== Your goal ==
Return the complete listing that follows, with each line reproduced exactly.

== Material for this task ==
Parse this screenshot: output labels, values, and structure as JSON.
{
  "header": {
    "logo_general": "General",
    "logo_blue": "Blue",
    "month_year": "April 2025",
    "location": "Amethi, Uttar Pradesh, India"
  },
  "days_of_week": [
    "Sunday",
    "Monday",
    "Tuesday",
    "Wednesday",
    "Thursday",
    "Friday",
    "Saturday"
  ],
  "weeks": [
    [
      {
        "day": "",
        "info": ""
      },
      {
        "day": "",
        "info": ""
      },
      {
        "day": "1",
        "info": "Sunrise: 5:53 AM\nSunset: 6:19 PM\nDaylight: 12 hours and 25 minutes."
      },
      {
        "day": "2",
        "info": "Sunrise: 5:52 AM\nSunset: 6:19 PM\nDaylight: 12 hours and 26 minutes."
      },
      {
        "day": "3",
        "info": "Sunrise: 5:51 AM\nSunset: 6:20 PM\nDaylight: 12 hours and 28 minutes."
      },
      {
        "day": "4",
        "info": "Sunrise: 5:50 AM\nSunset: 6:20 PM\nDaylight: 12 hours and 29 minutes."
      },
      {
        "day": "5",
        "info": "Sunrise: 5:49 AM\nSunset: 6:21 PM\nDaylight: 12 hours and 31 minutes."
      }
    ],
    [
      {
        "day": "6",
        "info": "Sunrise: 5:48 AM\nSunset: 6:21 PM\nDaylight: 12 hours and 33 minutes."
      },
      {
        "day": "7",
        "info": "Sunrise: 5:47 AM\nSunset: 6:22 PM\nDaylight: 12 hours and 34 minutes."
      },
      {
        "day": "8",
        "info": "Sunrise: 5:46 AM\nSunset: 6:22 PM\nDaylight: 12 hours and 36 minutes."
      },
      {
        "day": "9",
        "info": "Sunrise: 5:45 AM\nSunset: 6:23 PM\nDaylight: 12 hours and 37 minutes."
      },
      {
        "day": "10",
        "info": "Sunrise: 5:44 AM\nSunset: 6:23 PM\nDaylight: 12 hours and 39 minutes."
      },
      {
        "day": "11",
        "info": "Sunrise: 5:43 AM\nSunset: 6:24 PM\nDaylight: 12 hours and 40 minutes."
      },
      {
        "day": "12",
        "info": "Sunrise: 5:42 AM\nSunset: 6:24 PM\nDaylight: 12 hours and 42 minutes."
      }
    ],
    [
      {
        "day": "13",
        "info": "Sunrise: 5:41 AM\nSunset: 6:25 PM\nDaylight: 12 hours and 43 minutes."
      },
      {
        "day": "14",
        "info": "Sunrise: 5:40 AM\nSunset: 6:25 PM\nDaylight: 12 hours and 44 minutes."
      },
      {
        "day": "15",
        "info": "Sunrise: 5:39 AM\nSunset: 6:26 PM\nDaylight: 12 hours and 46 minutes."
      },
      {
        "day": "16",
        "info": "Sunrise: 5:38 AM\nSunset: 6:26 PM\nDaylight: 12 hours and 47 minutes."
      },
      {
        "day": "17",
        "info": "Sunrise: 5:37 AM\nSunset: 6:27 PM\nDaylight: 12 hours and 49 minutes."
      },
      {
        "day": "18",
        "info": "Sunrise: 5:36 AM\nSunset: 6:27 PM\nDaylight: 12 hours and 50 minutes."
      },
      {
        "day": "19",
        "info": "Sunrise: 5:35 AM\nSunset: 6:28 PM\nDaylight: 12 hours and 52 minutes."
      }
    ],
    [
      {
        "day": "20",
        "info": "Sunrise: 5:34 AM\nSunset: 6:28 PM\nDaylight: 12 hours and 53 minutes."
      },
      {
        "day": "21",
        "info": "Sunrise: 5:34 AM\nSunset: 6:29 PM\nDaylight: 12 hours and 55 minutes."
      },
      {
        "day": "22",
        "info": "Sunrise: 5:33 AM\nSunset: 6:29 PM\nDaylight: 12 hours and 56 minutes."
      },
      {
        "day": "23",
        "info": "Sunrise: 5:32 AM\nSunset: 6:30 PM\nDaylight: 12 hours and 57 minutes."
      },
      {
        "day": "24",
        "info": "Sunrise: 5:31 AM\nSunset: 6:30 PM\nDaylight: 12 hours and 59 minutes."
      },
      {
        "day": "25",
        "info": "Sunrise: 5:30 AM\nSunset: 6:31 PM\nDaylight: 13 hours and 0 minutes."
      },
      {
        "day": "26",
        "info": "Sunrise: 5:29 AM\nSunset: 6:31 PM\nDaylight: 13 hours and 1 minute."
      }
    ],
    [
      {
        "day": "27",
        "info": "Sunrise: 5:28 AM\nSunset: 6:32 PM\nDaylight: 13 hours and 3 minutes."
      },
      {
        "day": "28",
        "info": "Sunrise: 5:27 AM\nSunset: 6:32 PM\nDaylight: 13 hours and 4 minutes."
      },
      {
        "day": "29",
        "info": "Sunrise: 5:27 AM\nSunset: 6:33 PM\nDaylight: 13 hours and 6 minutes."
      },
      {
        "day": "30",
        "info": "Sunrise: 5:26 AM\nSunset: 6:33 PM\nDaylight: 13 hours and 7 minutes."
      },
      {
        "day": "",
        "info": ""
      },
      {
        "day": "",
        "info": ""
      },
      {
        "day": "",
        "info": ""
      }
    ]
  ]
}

== In response ==
Parse this screenshot: output labels, values, and structure as JSON.
{
  "header": {
    "logo_general": "General",
    "logo_blue": "Blue",
    "month_year": "April 2025",
    "location": "Amethi, Uttar Pradesh, India"
  },
  "days_of_week": [
    "Sunday",
    "Monday",
    "Tuesday",
    "Wednesday",
    "Thursday",
    "Friday",
    "Saturday"
  ],
  "weeks": [
    [
      {
        "day": "",
        "info": ""
      },
      {
        "day": "",
        "info": ""
      },
      {
        "day": "1",
        "info": "Sunrise: 5:53 AM\nSunset: 6:19 PM\nDaylight: 12 hours and 25 minutes."
      },
      {
        "day": "2",
        "info": "Sunrise: 5:52 AM\nSunset: 6:19 PM\nDaylight: 12 hours and 26 minutes."
      },
      {
        "day": "3",
        "info": "Sunrise: 5:51 AM\nSunset: 6:20 PM\nDaylight: 12 hours and 28 minutes."
      },
      {
        "day": "4",
        "info": "Sunrise: 5:50 AM\nSunset: 6:20 PM\nDaylight: 12 hours and 29 minutes."
      },
      {
        "day": "5",
        "info": "Sunrise: 5:49 AM\nSunset: 6:21 PM\nDaylight: 12 hours and 31 minutes."
      }
    ],
    [
      {
        "day": "6",
        "info": "Sunrise: 5:48 AM\nSunset: 6:21 PM\nDaylight: 12 hours and 33 minutes."
      },
      {
        "day": "7",
        "info": "Sunrise: 5:47 AM\nSunset: 6:22 PM\nDaylight: 12 hours and 34 minutes."
      },
      {
        "day": "8",
        "info": "Sunrise: 5:46 AM\nSunset: 6:22 PM\nDaylight: 12 hours and 36 minutes."
      },
      {
        "day": "9",
        "info": "Sunrise: 5:45 AM\nSunset: 6:23 PM\nDaylight: 12 hours and 37 minutes."
      },
      {
        "day": "10",
        "info": "Sunrise: 5:44 AM\nSunset: 6:23 PM\nDaylight: 12 hours and 39 minutes."
      },
      {
        "day": "11",
        "info": "Sunrise: 5:43 AM\nSunset: 6:24 PM\nDaylight: 12 hours and 40 minutes."
      },
      {
        "day": "12",
        "info": "Sunrise: 5:42 AM\nSunset: 6:24 PM\nDaylight: 12 hours and 42 minutes."
      }
    ],
    [
      {
        "day": "13",
        "info": "Sunrise: 5:41 AM\nSunset: 6:25 PM\nDaylight: 12 hours and 43 minutes."
      },
      {
        "day": "14",
        "info": "Sunrise: 5:40 AM\nSunset: 6:25 PM\nDaylight: 12 hours and 44 minutes."
      },
      {
        "day": "15",
        "info": "Sunrise: 5:39 AM\nSunset: 6:26 PM\nDaylight: 12 hours and 46 minutes."
      },
      {
        "day": "16",
        "info": "Sunrise: 5:38 AM\nSunset: 6:26 PM\nDaylight: 12 hours and 47 minutes."
      },
      {
        "day": "17",
        "info": "Sunrise: 5:37 AM\nSunset: 6:27 PM\nDaylight: 12 hours and 49 minutes."
      },
      {
        "day": "18",
        "info": "Sunrise: 5:36 AM\nSunset: 6:27 PM\nDaylight: 12 hours and 50 minutes."
      },
      {
        "day": "19",
        "info": "Sunrise: 5:35 AM\nSunset: 6:28 PM\nDaylight: 12 hours and 52 minutes."
      }
    ],
    [
      {
        "day": "20",
        "info": "Sunrise: 5:34 AM\nSunset: 6:28 PM\nDaylight: 12 hours and 53 minutes."
      },
      {
        "day": "21",
        "info": "Sunrise: 5:34 AM\nSunset: 6:29 PM\nDaylight: 12 hours and 55 minutes."
      },
      {
        "day": "22",
        "info": "Sunrise: 5:33 AM\nSunset: 6:29 PM\nDaylight: 12 hours and 56 minutes."
      },
      {
        "day": "23",
        "info": "Sunrise: 5:32 AM\nSunset: 6:30 PM\nDaylight: 12 hours and 57 minutes."
      },
      {
        "day": "24",
        "info": "Sunrise: 5:31 AM\nSunset: 6:30 PM\nDaylight: 12 hours and 59 minutes."
      },
      {
        "day": "25",
        "info": "Sunrise: 5:30 AM\nSunset: 6:31 PM\nDaylight: 13 hours and 0 minutes."
      },
      {
        "day": "26",
        "info": "Sunrise: 5:29 AM\nSunset: 6:31 PM\nDaylight: 13 hours and 1 minute."
      }
    ],
    [
      {
        "day": "27",
        "info": "Sunrise: 5:28 AM\nSunset: 6:32 PM\nDaylight: 13 hours and 3 minutes."
      },
      {
        "day": "28",
        "info": "Sunrise: 5:27 AM\nSunset: 6:32 PM\nDaylight: 13 hours and 4 minutes."
      },
      {
        "day": "29",
        "info": "Sunrise: 5:27 AM\nSunset: 6:33 PM\nDaylight: 13 hours and 6 minutes."
      },
      {
        "day": "30",
        "info": "Sunrise: 5:26 AM\nSunset: 6:33 PM\nDaylight: 13 hours and 7 minutes."
      },
      {
        "day": "",
        "info": ""
      },
      {
        "day": "",
        "info": ""
      },
      {
        "day": "",
        "info": ""
      }
    ]
  ]
}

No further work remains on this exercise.